WHAT YOU WILL DO -
Set down the whole listing verbatim.

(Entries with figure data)
::::::

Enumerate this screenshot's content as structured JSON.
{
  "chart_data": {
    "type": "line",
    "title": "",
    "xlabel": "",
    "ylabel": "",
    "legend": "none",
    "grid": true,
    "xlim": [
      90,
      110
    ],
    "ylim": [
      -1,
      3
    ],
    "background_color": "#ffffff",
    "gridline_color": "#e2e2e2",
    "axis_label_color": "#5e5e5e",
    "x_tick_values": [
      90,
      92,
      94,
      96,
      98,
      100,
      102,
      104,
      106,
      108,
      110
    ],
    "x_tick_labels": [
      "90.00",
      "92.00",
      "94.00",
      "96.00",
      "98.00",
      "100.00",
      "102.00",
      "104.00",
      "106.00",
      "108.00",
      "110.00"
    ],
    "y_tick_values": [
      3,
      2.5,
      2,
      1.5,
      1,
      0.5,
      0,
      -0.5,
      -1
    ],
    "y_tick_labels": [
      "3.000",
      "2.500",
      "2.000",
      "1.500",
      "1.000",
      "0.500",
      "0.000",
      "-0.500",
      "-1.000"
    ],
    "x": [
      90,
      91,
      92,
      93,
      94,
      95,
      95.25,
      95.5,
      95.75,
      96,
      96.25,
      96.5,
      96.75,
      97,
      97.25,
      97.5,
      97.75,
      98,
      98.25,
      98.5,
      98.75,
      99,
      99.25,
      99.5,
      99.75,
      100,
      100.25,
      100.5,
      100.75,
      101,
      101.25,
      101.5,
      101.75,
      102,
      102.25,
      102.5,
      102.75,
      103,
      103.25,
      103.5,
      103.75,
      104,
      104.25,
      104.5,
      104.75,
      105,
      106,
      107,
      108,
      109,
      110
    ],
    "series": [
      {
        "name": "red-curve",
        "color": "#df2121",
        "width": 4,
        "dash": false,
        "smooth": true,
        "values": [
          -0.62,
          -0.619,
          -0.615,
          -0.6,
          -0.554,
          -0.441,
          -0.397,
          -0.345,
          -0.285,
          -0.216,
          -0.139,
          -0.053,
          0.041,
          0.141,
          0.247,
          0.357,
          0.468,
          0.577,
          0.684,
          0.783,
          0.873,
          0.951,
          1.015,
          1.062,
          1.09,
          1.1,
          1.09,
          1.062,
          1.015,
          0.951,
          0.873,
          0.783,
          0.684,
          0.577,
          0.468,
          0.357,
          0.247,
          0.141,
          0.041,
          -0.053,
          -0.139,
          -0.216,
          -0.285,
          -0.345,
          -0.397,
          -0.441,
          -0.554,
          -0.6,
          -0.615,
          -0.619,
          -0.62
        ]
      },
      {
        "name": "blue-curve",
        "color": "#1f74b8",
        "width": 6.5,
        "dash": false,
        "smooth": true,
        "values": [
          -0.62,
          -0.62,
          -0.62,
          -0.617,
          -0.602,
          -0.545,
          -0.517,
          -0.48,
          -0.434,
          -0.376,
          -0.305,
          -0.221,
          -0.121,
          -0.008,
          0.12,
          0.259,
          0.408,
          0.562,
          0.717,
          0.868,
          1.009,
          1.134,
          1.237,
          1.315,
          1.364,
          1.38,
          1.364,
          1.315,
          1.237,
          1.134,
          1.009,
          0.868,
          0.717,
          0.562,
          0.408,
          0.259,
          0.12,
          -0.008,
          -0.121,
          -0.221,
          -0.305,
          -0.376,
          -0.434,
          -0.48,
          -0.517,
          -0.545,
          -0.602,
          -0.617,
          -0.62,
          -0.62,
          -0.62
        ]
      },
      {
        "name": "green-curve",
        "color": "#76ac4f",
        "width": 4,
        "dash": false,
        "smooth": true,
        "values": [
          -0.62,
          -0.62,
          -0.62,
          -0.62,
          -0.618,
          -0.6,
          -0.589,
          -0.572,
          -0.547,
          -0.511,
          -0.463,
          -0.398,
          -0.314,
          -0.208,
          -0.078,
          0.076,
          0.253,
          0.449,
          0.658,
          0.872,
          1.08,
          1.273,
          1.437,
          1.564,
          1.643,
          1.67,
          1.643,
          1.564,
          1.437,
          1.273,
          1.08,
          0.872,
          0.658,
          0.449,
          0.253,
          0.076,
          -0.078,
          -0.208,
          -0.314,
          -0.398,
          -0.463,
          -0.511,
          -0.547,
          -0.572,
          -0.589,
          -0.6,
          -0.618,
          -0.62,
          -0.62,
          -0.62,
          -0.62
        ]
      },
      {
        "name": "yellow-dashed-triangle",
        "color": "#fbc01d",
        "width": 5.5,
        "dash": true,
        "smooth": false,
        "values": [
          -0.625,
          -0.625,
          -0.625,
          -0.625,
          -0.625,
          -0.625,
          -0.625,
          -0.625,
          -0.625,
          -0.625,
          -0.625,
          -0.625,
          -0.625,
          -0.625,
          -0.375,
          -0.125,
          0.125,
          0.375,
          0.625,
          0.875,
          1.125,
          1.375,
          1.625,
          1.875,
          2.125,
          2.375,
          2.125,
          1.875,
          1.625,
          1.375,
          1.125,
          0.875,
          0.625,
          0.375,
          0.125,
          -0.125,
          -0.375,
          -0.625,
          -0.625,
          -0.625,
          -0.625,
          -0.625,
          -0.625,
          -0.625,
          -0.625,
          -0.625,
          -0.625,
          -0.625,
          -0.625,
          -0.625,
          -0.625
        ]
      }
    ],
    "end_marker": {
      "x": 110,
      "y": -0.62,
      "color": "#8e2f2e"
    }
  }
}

::::::

ANSWER TO THIS TASK -
Enumerate this screenshot's content as structured JSON.
{
  "chart_data": {
    "type": "line",
    "title": "",
    "xlabel": "",
    "ylabel": "",
    "legend": "none",
    "grid": true,
    "xlim": [
      90,
      110
    ],
    "ylim": [
      -1,
      3
    ],
    "background_color": "#ffffff",
    "gridline_color": "#e2e2e2",
    "axis_label_color": "#5e5e5e",
    "x_tick_values": [
      90,
      92,
      94,
      96,
      98,
      100,
      102,
      104,
      106,
      108,
      110
    ],
    "x_tick_labels": [
      "90.00",
      "92.00",
      "94.00",
      "96.00",
      "98.00",
      "100.00",
      "102.00",
      "104.00",
      "106.00",
      "108.00",
      "110.00"
    ],
    "y_tick_values": [
      3,
      2.5,
      2,
      1.5,
      1,
      0.5,
      0,
      -0.5,
      -1
    ],
    "y_tick_labels": [
      "3.000",
      "2.500",
      "2.000",
      "1.500",
      "1.000",
      "0.500",
      "0.000",
      "-0.500",
      "-1.000"
    ],
    "x": [
      90,
      91,
      92,
      93,
      94,
      95,
      95.25,
      95.5,
      95.75,
      96,
      96.25,
      96.5,
      96.75,
      97,
      97.25,
      97.5,
      97.75,
      98,
      98.25,
      98.5,
      98.75,
      99,
      99.25,
      99.5,
      99.75,
      100,
      100.25,
      100.5,
      100.75,
      101,
      101.25,
      101.5,
      101.75,
      102,
      102.25,
      102.5,
      102.75,
      103,
      103.25,
      103.5,
      103.75,
      104,
      104.25,
      104.5,
      104.75,
      105,
      106,
      107,
      108,
      109,
      110
    ],
    "series": [
      {
        "name": "red-curve",
        "color": "#df2121",
        "width": 4,
        "dash": false,
        "smooth": true,
        "values": [
          -0.62,
          -0.619,
          -0.615,
          -0.6,
          -0.554,
          -0.441,
          -0.397,
          -0.345,
          -0.285,
          -0.216,
          -0.139,
          -0.053,
          0.041,
          0.141,
          0.247,
          0.357,
          0.468,
          0.577,
          0.684,
          0.783,
          0.873,
          0.951,
          1.015,
          1.062,
          1.09,
          1.1,
          1.09,
          1.062,
          1.015,
          0.951,
          0.873,
          0.783,
          0.684,
          0.577,
          0.468,
          0.357,
          0.247,
          0.141,
          0.041,
          -0.053,
          -0.139,
          -0.216,
          -0.285,
          -0.345,
          -0.397,
          -0.441,
          -0.554,
          -0.6,
          -0.615,
          -0.619,
          -0.62
        ]
      },
      {
        "name": "blue-curve",
        "color": "#1f74b8",
        "width": 6.5,
        "dash": false,
        "smooth": true,
        "values": [
          -0.62,
          -0.62,
          -0.62,
          -0.617,
          -0.602,
          -0.545,
          -0.517,
          -0.48,
          -0.434,
          -0.376,
          -0.305,
          -0.221,
          -0.121,
          -0.008,
          0.12,
          0.259,
          0.408,
          0.562,
          0.717,
          0.868,
          1.009,
          1.134,
          1.237,
          1.315,
          1.364,
          1.38,
          1.364,
          1.315,
          1.237,
          1.134,
          1.009,
          0.868,
          0.717,
          0.562,
          0.408,
          0.259,
          0.12,
          -0.008,
          -0.121,
          -0.221,
          -0.305,
          -0.376,
          -0.434,
          -0.48,
          -0.517,
          -0.545,
          -0.602,
          -0.617,
          -0.62,
          -0.62,
          -0.62
        ]
      },
      {
        "name": "green-curve",
        "color": "#76ac4f",
        "width": 4,
        "dash": false,
        "smooth": true,
        "values": [
          -0.62,
          -0.62,
          -0.62,
          -0.62,
          -0.618,
          -0.6,
          -0.589,
          -0.572,
          -0.547,
          -0.511,
          -0.463,
          -0.398,
          -0.314,
          -0.208,
          -0.078,
          0.076,
          0.253,
          0.449,
          0.658,
          0.872,
          1.08,
          1.273,
          1.437,
          1.564,
          1.643,
          1.67,
          1.643,
          1.564,
          1.437,
          1.273,
          1.08,
          0.872,
          0.658,
          0.449,
          0.253,
          0.076,
          -0.078,
          -0.208,
          -0.314,
          -0.398,
          -0.463,
          -0.511,
          -0.547,
          -0.572,
          -0.589,
          -0.6,
          -0.618,
          -0.62,
          -0.62,
          -0.62,
          -0.62
        ]
      },
      {
        "name": "yellow-dashed-triangle",
        "color": "#fbc01d",
        "width": 5.5,
        "dash": true,
        "smooth": false,
        "values": [
          -0.625,
          -0.625,
          -0.625,
          -0.625,
          -0.625,
          -0.625,
          -0.625,
          -0.625,
          -0.625,
          -0.625,
          -0.625,
          -0.625,
          -0.625,
          -0.625,
          -0.375,
          -0.125,
          0.125,
          0.375,
          0.625,
          0.875,
          1.125,
          1.375,
          1.625,
          1.875,
          2.125,
          2.375,
          2.125,
          1.875,
          1.625,
          1.375,
          1.125,
          0.875,
          0.625,
          0.375,
          0.125,
          -0.125,
          -0.375,
          -0.625,
          -0.625,
          -0.625,
          -0.625,
          -0.625,
          -0.625,
          -0.625,
          -0.625,
          -0.625,
          -0.625,
          -0.625,
          -0.625,
          -0.625,
          -0.625
        ]
      }
    ],
    "end_marker": {
      "x": 110,
      "y": -0.62,
      "color": "#8e2f2e"
    }
  }
}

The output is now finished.